**Collected data entries**

#####

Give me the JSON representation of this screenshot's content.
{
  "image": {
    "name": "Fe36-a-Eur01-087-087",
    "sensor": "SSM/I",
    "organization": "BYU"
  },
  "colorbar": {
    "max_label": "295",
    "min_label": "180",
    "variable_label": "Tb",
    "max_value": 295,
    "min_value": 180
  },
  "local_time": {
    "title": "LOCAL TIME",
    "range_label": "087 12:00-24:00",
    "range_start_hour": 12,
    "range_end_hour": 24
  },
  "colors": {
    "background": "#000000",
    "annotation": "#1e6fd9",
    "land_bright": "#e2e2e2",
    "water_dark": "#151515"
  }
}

#####

**GIVEN EXERCISE**
Each record must be returned exactly as it is written.

**ANSWER TO THE EXERCISE**
Give me the JSON representation of this screenshot's content.
{
  "image": {
    "name": "Fe36-a-Eur01-087-087",
    "sensor": "SSM/I",
    "organization": "BYU"
  },
  "colorbar": {
    "max_label": "295",
    "min_label": "180",
    "variable_label": "Tb",
    "max_value": 295,
    "min_value": 180
  },
  "local_time": {
    "title": "LOCAL TIME",
    "range_label": "087 12:00-24:00",
    "range_start_hour": 12,
    "range_end_hour": 24
  },
  "colors": {
    "background": "#000000",
    "annotation": "#1e6fd9",
    "land_bright": "#e2e2e2",
    "water_dark": "#151515"
  }
}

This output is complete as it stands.